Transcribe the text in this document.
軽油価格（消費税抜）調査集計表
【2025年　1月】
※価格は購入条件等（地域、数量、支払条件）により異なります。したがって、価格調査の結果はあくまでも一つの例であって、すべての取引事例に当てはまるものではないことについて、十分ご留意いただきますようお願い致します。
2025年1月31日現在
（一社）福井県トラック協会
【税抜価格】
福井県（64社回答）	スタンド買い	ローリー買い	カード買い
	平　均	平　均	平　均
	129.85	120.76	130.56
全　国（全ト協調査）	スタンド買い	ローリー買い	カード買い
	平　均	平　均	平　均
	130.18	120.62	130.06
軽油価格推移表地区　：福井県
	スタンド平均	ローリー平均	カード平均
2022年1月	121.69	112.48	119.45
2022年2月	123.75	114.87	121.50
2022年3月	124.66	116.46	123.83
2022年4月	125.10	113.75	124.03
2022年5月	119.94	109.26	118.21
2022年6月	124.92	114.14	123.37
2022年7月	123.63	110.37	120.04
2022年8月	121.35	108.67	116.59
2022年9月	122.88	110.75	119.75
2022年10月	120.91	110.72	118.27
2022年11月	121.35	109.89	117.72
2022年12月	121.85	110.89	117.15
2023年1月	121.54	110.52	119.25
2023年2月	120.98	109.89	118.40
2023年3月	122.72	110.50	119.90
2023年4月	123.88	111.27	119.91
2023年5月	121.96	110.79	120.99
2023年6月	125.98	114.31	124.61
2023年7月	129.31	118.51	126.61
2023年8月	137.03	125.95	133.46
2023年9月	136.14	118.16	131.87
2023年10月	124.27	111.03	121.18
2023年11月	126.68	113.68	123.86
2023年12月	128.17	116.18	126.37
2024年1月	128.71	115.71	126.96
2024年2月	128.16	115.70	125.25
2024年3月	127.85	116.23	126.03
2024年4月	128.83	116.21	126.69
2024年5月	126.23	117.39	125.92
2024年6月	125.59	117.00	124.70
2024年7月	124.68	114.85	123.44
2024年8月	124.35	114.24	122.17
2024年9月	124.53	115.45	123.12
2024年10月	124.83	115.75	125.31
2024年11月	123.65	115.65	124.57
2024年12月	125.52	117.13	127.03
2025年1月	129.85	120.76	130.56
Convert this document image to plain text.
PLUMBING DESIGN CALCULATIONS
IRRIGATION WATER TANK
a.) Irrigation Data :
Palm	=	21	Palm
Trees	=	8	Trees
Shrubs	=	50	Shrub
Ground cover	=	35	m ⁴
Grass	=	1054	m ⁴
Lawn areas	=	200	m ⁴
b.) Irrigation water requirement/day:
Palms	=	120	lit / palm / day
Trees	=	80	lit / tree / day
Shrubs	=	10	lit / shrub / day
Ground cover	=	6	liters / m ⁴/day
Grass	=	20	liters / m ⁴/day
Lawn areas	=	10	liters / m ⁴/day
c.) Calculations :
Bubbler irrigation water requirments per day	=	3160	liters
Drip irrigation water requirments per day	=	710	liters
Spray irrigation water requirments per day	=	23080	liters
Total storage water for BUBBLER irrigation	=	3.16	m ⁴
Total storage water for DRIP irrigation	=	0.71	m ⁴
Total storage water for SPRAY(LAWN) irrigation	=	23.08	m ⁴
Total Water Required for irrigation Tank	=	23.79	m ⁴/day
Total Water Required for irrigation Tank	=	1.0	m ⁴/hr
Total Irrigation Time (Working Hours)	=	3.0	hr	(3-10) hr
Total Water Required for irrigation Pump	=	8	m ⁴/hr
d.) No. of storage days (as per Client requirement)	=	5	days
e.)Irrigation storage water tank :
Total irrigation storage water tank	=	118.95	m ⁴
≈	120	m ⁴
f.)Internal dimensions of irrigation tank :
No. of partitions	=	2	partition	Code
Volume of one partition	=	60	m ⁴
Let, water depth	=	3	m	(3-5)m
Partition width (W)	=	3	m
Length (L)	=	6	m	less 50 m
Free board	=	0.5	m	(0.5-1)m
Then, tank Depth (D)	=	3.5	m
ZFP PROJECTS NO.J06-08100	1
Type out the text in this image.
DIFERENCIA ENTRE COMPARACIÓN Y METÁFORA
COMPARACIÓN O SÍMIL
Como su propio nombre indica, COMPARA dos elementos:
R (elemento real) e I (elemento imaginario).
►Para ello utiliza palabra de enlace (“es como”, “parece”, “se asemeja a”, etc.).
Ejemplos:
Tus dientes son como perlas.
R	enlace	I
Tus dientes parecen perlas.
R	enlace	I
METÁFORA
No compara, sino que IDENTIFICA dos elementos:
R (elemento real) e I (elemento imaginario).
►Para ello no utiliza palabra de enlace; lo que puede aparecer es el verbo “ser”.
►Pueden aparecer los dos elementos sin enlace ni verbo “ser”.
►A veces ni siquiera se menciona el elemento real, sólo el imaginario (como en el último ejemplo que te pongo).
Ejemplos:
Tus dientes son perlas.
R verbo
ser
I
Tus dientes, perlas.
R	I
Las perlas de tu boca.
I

------

Return the listing above word for word.

Transcribe the text in this document.
軽油価格（消費税抜）調査集計表
【2025年　1月】
※価格は購入条件等（地域、数量、支払条件）により異なります。したがって、価格調査の結果はあくまでも一つの例であって、すべての取引事例に当てはまるものではないことについて、十分ご留意いただきますようお願い致します。
2025年1月31日現在
（一社）福井県トラック協会
【税抜価格】
福井県（64社回答）	スタンド買い	ローリー買い	カード買い
	平　均	平　均	平　均
	129.85	120.76	130.56
全　国（全ト協調査）	スタンド買い	ローリー買い	カード買い
	平　均	平　均	平　均
	130.18	120.62	130.06
軽油価格推移表地区　：福井県
	スタンド平均	ローリー平均	カード平均
2022年1月	121.69	112.48	119.45
2022年2月	123.75	114.87	121.50
2022年3月	124.66	116.46	123.83
2022年4月	125.10	113.75	124.03
2022年5月	119.94	109.26	118.21
2022年6月	124.92	114.14	123.37
2022年7月	123.63	110.37	120.04
2022年8月	121.35	108.67	116.59
2022年9月	122.88	110.75	119.75
2022年10月	120.91	110.72	118.27
2022年11月	121.35	109.89	117.72
2022年12月	121.85	110.89	117.15
2023年1月	121.54	110.52	119.25
2023年2月	120.98	109.89	118.40
2023年3月	122.72	110.50	119.90
2023年4月	123.88	111.27	119.91
2023年5月	121.96	110.79	120.99
2023年6月	125.98	114.31	124.61
2023年7月	129.31	118.51	126.61
2023年8月	137.03	125.95	133.46
2023年9月	136.14	118.16	131.87
2023年10月	124.27	111.03	121.18
2023年11月	126.68	113.68	123.86
2023年12月	128.17	116.18	126.37
2024年1月	128.71	115.71	126.96
2024年2月	128.16	115.70	125.25
2024年3月	127.85	116.23	126.03
2024年4月	128.83	116.21	126.69
2024年5月	126.23	117.39	125.92
2024年6月	125.59	117.00	124.70
2024年7月	124.68	114.85	123.44
2024年8月	124.35	114.24	122.17
2024年9月	124.53	115.45	123.12
2024年10月	124.83	115.75	125.31
2024年11月	123.65	115.65	124.57
2024年12月	125.52	117.13	127.03
2025年1月	129.85	120.76	130.56
Convert this document image to plain text.
PLUMBING DESIGN CALCULATIONS
IRRIGATION WATER TANK
a.) Irrigation Data :
Palm	=	21	Palm
Trees	=	8	Trees
Shrubs	=	50	Shrub
Ground cover	=	35	m ⁴
Grass	=	1054	m ⁴
Lawn areas	=	200	m ⁴
b.) Irrigation water requirement/day:
Palms	=	120	lit / palm / day
Trees	=	80	lit / tree / day
Shrubs	=	10	lit / shrub / day
Ground cover	=	6	liters / m ⁴/day
Grass	=	20	liters / m ⁴/day
Lawn areas	=	10	liters / m ⁴/day
c.) Calculations :
Bubbler irrigation water requirments per day	=	3160	liters
Drip irrigation water requirments per day	=	710	liters
Spray irrigation water requirments per day	=	23080	liters
Total storage water for BUBBLER irrigation	=	3.16	m ⁴
Total storage water for DRIP irrigation	=	0.71	m ⁴
Total storage water for SPRAY(LAWN) irrigation	=	23.08	m ⁴
Total Water Required for irrigation Tank	=	23.79	m ⁴/day
Total Water Required for irrigation Tank	=	1.0	m ⁴/hr
Total Irrigation Time (Working Hours)	=	3.0	hr	(3-10) hr
Total Water Required for irrigation Pump	=	8	m ⁴/hr
d.) No. of storage days (as per Client requirement)	=	5	days
e.)Irrigation storage water tank :
Total irrigation storage water tank	=	118.95	m ⁴
≈	120	m ⁴
f.)Internal dimensions of irrigation tank :
No. of partitions	=	2	partition	Code
Volume of one partition	=	60	m ⁴
Let, water depth	=	3	m	(3-5)m
Partition width (W)	=	3	m
Length (L)	=	6	m	less 50 m
Free board	=	0.5	m	(0.5-1)m
Then, tank Depth (D)	=	3.5	m
ZFP PROJECTS NO.J06-08100	1
Type out the text in this image.
DIFERENCIA ENTRE COMPARACIÓN Y METÁFORA
COMPARACIÓN O SÍMIL
Como su propio nombre indica, COMPARA dos elementos:
R (elemento real) e I (elemento imaginario).
►Para ello utiliza palabra de enlace (“es como”, “parece”, “se asemeja a”, etc.).
Ejemplos:
Tus dientes son como perlas.
R	enlace	I
Tus dientes parecen perlas.
R	enlace	I
METÁFORA
No compara, sino que IDENTIFICA dos elementos:
R (elemento real) e I (elemento imaginario).
►Para ello no utiliza palabra de enlace; lo que puede aparecer es el verbo “ser”.
►Pueden aparecer los dos elementos sin enlace ni verbo “ser”.
►A veces ni siquiera se menciona el elemento real, sólo el imaginario (como en el último ejemplo que te pongo).
Ejemplos:
Tus dientes son perlas.
R verbo
ser
I
Tus dientes, perlas.
R	I
Las perlas de tu boca.
I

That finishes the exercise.